▶ REQUIRED TASK 1
Could you turn everything in the records, from their start down to the line containing "Circle shape (370, 178, 430, 267)", into a JSON list of strings with one string per line, including both ends and dropping any blank lines?

Peer pressure is often cited for regretful behavior, but now an ex-principal is using it to explain why he stole almost $59,000 from the school district that employed him.    

The Detroit Free Press’s Tresa Baldas reports that Ronnie Sims, ex-principal of Fleming Elementary and Brenda Scott Middle School, received a 15-month prison sentence for receiving kickbacks in an ongoing, million-dollar bribery scheme that stripped funds from Detroit Public Schools.

Sims' reasoning at his sentencing was that he felt pressured.

He told a judge that his peers pressured him to do business with a vendor named Norman Shy.

More from Baldas of the The Detroit Free Press:

In court today, Sims explained to U.S. District Judge Victoria Roberts why he did what he did. "I was kind of pressured," said Sims, claiming that "there were a couple of people pressuring principals" to use Shy. And if you didn't use Shy, "they just acted like you don't exist," Sims said, claiming he would be left out of conversations or forced to sit alone at a table on certain occasions.

Baldas reports that Sims received kickbacks from 2008 to 2012 that he partially spent on casino gambling, air travel, hotels, groceries and gas.

In all, 12 principals and one DPS administrator were charged with participating in the scheme. Sims was the first principal to receive a sentence. 

Norman Shy orchestrated the scandal through AllState Sales — a school supplies company he ran. Michigan Radio’s Sarah Cwiek reports that Shy plead guilty and was recently sentenced to five years in prison.

▶ RECORDS TO PROCESS
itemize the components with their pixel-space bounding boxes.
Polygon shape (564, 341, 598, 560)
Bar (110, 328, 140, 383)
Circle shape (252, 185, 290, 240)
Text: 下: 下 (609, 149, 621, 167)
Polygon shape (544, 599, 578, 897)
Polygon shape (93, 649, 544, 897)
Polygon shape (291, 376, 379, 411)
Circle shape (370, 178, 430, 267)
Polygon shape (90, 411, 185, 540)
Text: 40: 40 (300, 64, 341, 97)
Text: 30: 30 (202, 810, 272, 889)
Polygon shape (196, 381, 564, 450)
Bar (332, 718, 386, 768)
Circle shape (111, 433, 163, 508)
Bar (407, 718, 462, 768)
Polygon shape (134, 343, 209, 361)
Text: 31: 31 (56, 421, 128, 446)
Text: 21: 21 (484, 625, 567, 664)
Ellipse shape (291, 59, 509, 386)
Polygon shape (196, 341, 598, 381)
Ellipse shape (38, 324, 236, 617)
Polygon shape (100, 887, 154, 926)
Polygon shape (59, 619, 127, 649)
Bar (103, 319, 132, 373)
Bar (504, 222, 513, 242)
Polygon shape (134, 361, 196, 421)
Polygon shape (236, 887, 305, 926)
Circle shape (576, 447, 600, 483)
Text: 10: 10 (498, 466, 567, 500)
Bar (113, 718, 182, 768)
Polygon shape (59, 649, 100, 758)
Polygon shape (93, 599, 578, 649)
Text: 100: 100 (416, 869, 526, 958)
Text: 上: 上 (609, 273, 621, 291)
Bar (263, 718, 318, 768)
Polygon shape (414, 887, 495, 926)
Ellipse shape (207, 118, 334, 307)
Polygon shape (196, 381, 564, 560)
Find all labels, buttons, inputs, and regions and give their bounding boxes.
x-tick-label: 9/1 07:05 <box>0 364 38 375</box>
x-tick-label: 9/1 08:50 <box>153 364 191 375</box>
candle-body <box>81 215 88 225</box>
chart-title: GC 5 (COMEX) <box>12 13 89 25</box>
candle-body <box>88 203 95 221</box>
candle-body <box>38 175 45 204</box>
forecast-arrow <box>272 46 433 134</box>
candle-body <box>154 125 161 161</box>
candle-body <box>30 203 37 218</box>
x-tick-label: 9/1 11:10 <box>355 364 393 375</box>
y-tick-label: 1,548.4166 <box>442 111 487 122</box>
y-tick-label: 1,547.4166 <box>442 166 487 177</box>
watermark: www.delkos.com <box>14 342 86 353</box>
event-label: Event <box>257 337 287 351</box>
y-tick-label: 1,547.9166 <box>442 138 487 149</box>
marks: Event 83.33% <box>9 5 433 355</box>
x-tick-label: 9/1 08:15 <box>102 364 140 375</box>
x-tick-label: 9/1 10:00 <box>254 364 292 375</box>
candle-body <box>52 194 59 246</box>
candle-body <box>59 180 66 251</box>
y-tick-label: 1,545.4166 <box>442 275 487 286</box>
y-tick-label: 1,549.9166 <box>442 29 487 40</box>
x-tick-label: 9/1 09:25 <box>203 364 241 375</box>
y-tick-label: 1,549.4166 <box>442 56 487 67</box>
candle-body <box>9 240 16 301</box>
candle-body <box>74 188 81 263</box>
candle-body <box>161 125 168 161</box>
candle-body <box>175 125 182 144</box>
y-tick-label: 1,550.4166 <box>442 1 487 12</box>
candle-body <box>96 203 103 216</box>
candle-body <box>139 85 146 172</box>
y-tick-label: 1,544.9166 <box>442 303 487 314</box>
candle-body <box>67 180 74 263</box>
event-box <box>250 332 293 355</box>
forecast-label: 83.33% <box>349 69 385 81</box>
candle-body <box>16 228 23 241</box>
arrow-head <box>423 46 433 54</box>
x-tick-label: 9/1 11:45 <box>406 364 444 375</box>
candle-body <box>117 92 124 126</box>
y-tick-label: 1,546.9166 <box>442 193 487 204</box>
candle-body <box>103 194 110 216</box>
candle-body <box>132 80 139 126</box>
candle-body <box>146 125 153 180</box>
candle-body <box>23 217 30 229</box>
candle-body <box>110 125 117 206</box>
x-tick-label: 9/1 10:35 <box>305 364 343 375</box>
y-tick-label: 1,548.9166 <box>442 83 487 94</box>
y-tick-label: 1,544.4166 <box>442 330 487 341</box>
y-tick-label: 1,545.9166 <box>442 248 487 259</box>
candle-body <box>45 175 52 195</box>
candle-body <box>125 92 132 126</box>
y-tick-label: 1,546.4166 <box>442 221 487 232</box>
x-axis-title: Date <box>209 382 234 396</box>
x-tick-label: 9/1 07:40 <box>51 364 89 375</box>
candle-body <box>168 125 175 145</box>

▶ REQUIRED TASK 2
Can you print the article about the Detroit ex-principal word for word, from "Peer pressure is" down to "Detroit Public Schools."?

▶ RESPONSE 1
[
  "itemize the components with their pixel-space bounding boxes.",
  "Polygon shape (564, 341, 598, 560)",
  "Bar (110, 328, 140, 383)",
  "Circle shape (252, 185, 290, 240)",
  "Text: 下: 下 (609, 149, 621, 167)",
  "Polygon shape (544, 599, 578, 897)",
  "Polygon shape (93, 649, 544, 897)",
  "Polygon shape (291, 376, 379, 411)",
  "Circle shape (370, 178, 430, 267)"
]

▶ RESPONSE 2
Peer pressure is often cited for regretful behavior, but now an ex-principal is using it to explain why he stole almost $59,000 from the school district that employed him.    

The Detroit Free Press’s Tresa Baldas reports that Ronnie Sims, ex-principal of Fleming Elementary and Brenda Scott Middle School, received a 15-month prison sentence for receiving kickbacks in an ongoing, million-dollar bribery scheme that stripped funds from Detroit Public Schools.